● **Stated goal**: Identify the lines that contain the string "يخلو" and copy all of them.

»»

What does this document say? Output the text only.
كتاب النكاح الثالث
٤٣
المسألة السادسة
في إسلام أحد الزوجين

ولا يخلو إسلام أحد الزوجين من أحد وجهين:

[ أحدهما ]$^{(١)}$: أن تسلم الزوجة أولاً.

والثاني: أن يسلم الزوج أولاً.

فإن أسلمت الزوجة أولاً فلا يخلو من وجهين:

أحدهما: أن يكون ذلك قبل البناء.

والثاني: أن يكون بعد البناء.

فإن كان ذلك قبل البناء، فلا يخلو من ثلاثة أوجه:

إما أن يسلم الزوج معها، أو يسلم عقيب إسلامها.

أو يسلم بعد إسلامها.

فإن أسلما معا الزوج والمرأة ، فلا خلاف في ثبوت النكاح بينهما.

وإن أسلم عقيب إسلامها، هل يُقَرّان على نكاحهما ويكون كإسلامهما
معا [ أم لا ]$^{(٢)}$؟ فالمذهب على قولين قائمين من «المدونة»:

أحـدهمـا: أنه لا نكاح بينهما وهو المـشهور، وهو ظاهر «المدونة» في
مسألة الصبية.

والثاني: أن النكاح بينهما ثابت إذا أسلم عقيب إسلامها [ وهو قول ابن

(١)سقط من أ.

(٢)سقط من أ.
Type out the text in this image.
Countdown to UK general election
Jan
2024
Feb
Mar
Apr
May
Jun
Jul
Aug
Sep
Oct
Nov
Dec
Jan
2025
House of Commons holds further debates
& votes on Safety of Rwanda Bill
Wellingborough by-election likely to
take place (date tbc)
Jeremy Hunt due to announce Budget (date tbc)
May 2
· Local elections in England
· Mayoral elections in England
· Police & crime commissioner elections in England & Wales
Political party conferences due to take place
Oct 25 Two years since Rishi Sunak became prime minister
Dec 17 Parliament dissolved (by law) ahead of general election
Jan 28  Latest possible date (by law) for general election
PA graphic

««

● **Full output**:
ولا يخلو إسلام أحد الزوجين من أحد وجهين:
فإن أسلمت الزوجة أولاً فلا يخلو من وجهين:
فإن كان ذلك قبل البناء، فلا يخلو من ثلاثة أوجه:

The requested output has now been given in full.